> EXERCISE AIM
Wherever "more" appears in a line, copy that line.

> LISTED RECORDS
--- START ---

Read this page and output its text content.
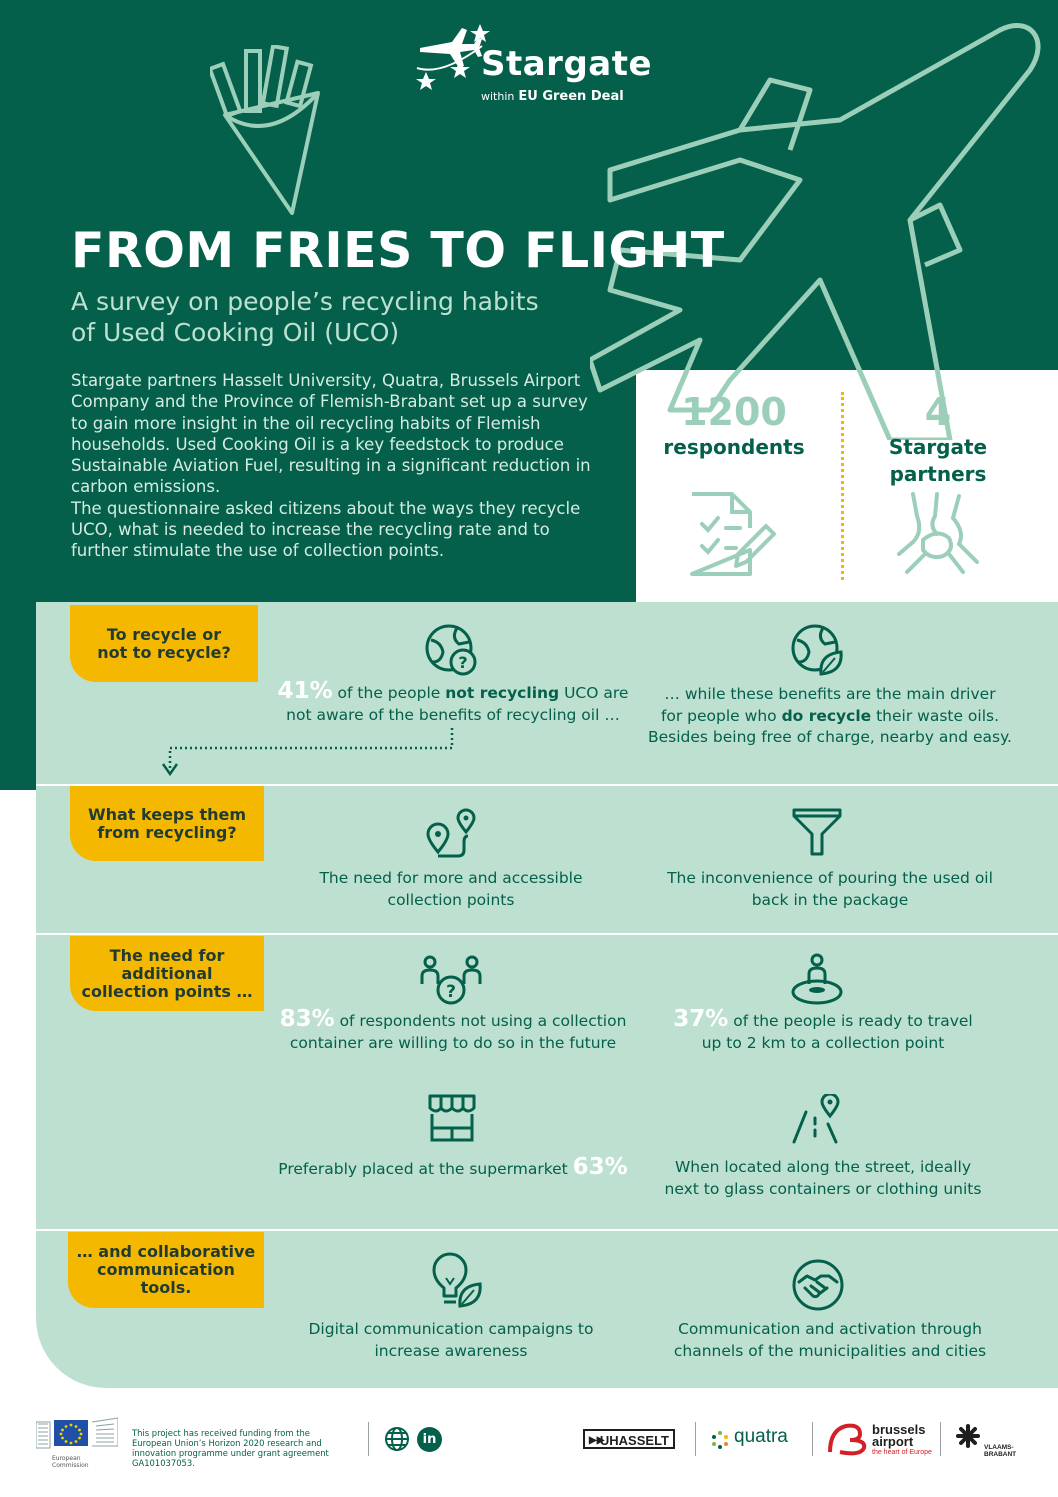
Stargate
within EU Green Deal
FROM FRIES TO FLIGHT
A survey on people’s recycling habits
of Used Cooking Oil (UCO)
Stargate partners Hasselt University, Quatra, Brussels Airport Company and the Province of Flemish-Brabant set up a survey to gain more insight in the oil recycling habits of Flemish households. Used Cooking Oil is a key feedstock to produce Sustainable Aviation Fuel, resulting in a significant reduction in carbon emissions.
The questionnaire asked citizens about the ways they recycle UCO, what is needed to increase the recycling rate and to further stimulate the use of collection points.
1200
respondents
4
Stargate
partners
To recycle or
not to recycle?
?
41% of the people not recycling UCO are
not aware of the benefits of recycling oil …
… while these benefits are the main driver
for people who do recycle their waste oils.
Besides being free of charge, nearby and easy.
What keeps them
from recycling?
The need for more and accessible
collection points
The inconvenience of pouring the used oil
back in the package
The need for
additional
collection points …	?
83% of respondents not using a collection
container are willing to do so in the future
37% of the people is ready to travel
up to 2 km to a collection point
Preferably placed at the supermarket 63%	When located along the street, ideally
next to glass containers or clothing units
… and collaborative
communication
tools.
Digital communication campaigns to
increase awareness
Communication and activation through
channels of the municipalities and cities
European
Commission
This project has received funding from the European Union’s Horizon 2020 research and innovation programme under grant agreement GA101037053.
in	▶▶
UHASSELT	quatra	brussels
airport
the heart of Europe
VLAAMS-
BRABANT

--- END ---

> WORKED ANSWER
Stargate partners Hasselt University, Quatra, Brussels Airport Company and the Province of Flemish-Brabant set up a survey to gain more insight in the oil recycling habits of Flemish households. Used Cooking Oil is a key feedstock to produce Sustainable Aviation Fuel, resulting in a significant reduction in carbon emissions.
The need for more and accessible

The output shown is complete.